-- START Records to process --

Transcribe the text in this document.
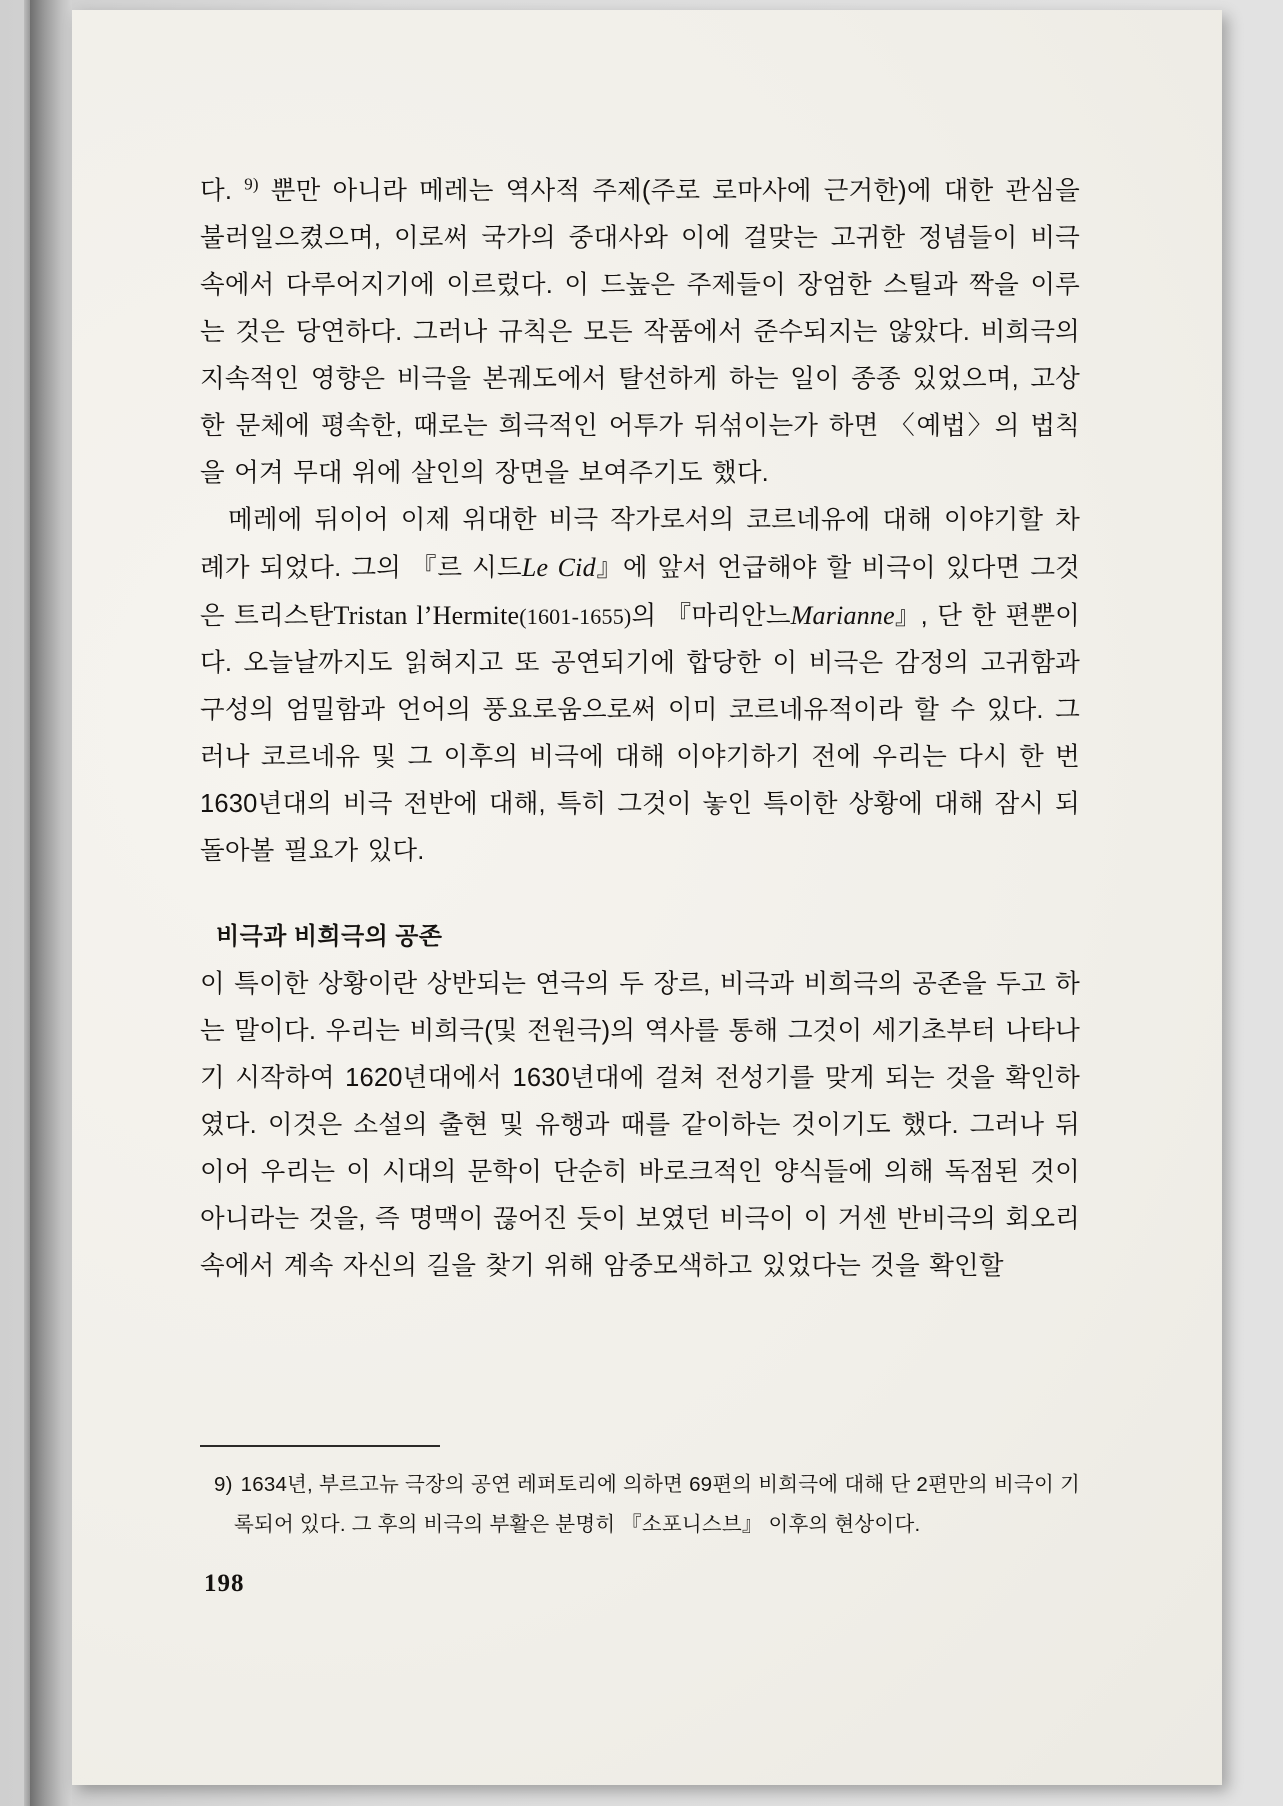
다. $^{9)}$ 뿐만 아니라 메레는 역사적 주제(주로 로마사에 근거한)에 대한 관심을 불러일으켰으며, 이로써 국가의 중대사와 이에 걸맞는 고귀한 정념들이 비극 속에서 다루어지기에 이르렀다. 이 드높은 주제들이 장엄한 스틸과 짝을 이루는 것은 당연하다. 그러나 규칙은 모든 작품에서 준수되지는 않았다. 비희극의 지속적인 영향은 비극을 본궤도에서 탈선하게 하는 일이 종종 있었으며, 고상한 문체에 평속한, 때로는 희극적인 어투가 뒤섞이는가 하면 〈예법〉의 법칙을 어겨 무대 위에 살인의 장면을 보여주기도 했다.

메레에 뒤이어 이제 위대한 비극 작가로서의 코르네유에 대해 이야기할 차례가 되었다. 그의 『르 시드Le Cid』에 앞서 언급해야 할 비극이 있다면 그것은 트리스탄Tristan l’Hermite(1601-1655)의 『마리안느Marianne』, 단 한 편뿐이다. 오늘날까지도 읽혀지고 또 공연되기에 합당한 이 비극은 감정의 고귀함과 구성의 엄밀함과 언어의 풍요로움으로써 이미 코르네유적이라 할 수 있다. 그러나 코르네유 및 그 이후의 비극에 대해 이야기하기 전에 우리는 다시 한 번 1630년대의 비극 전반에 대해, 특히 그것이 놓인 특이한 상황에 대해 잠시 되돌아볼 필요가 있다.

비극과 비희극의 공존

이 특이한 상황이란 상반되는 연극의 두 장르, 비극과 비희극의 공존을 두고 하는 말이다. 우리는 비희극(및 전원극)의 역사를 통해 그것이 세기초부터 나타나기 시작하여 1620년대에서 1630년대에 걸쳐 전성기를 맞게 되는 것을 확인하였다. 이것은 소설의 출현 및 유행과 때를 같이하는 것이기도 했다. 그러나 뒤이어 우리는 이 시대의 문학이 단순히 바로크적인 양식들에 의해 독점된 것이 아니라는 것을, 즉 명맥이 끊어진 듯이 보였던 비극이 이 거센 반비극의 회오리 속에서 계속 자신의 길을 찾기 위해 암중모색하고 있었다는 것을 확인할

9) 1634년, 부르고뉴 극장의 공연 레퍼토리에 의하면 69편의 비희극에 대해 단 2편만의 비극이 기록되어 있다. 그 후의 비극의 부활은 분명히 『소포니스브』 이후의 현상이다.
198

-- END Records to process --

Request: Quote every line word for word and keep the images out of the copy.

Answer to this exercise:
Transcribe the text in this document.
다. $^{9)}$ 뿐만 아니라 메레는 역사적 주제(주로 로마사에 근거한)에 대한 관심을 불러일으켰으며, 이로써 국가의 중대사와 이에 걸맞는 고귀한 정념들이 비극 속에서 다루어지기에 이르렀다. 이 드높은 주제들이 장엄한 스틸과 짝을 이루는 것은 당연하다. 그러나 규칙은 모든 작품에서 준수되지는 않았다. 비희극의 지속적인 영향은 비극을 본궤도에서 탈선하게 하는 일이 종종 있었으며, 고상한 문체에 평속한, 때로는 희극적인 어투가 뒤섞이는가 하면 〈예법〉의 법칙을 어겨 무대 위에 살인의 장면을 보여주기도 했다.

메레에 뒤이어 이제 위대한 비극 작가로서의 코르네유에 대해 이야기할 차례가 되었다. 그의 『르 시드Le Cid』에 앞서 언급해야 할 비극이 있다면 그것은 트리스탄Tristan l’Hermite(1601-1655)의 『마리안느Marianne』, 단 한 편뿐이다. 오늘날까지도 읽혀지고 또 공연되기에 합당한 이 비극은 감정의 고귀함과 구성의 엄밀함과 언어의 풍요로움으로써 이미 코르네유적이라 할 수 있다. 그러나 코르네유 및 그 이후의 비극에 대해 이야기하기 전에 우리는 다시 한 번 1630년대의 비극 전반에 대해, 특히 그것이 놓인 특이한 상황에 대해 잠시 되돌아볼 필요가 있다.

비극과 비희극의 공존

이 특이한 상황이란 상반되는 연극의 두 장르, 비극과 비희극의 공존을 두고 하는 말이다. 우리는 비희극(및 전원극)의 역사를 통해 그것이 세기초부터 나타나기 시작하여 1620년대에서 1630년대에 걸쳐 전성기를 맞게 되는 것을 확인하였다. 이것은 소설의 출현 및 유행과 때를 같이하는 것이기도 했다. 그러나 뒤이어 우리는 이 시대의 문학이 단순히 바로크적인 양식들에 의해 독점된 것이 아니라는 것을, 즉 명맥이 끊어진 듯이 보였던 비극이 이 거센 반비극의 회오리 속에서 계속 자신의 길을 찾기 위해 암중모색하고 있었다는 것을 확인할

9) 1634년, 부르고뉴 극장의 공연 레퍼토리에 의하면 69편의 비희극에 대해 단 2편만의 비극이 기록되어 있다. 그 후의 비극의 부활은 분명히 『소포니스브』 이후의 현상이다.
198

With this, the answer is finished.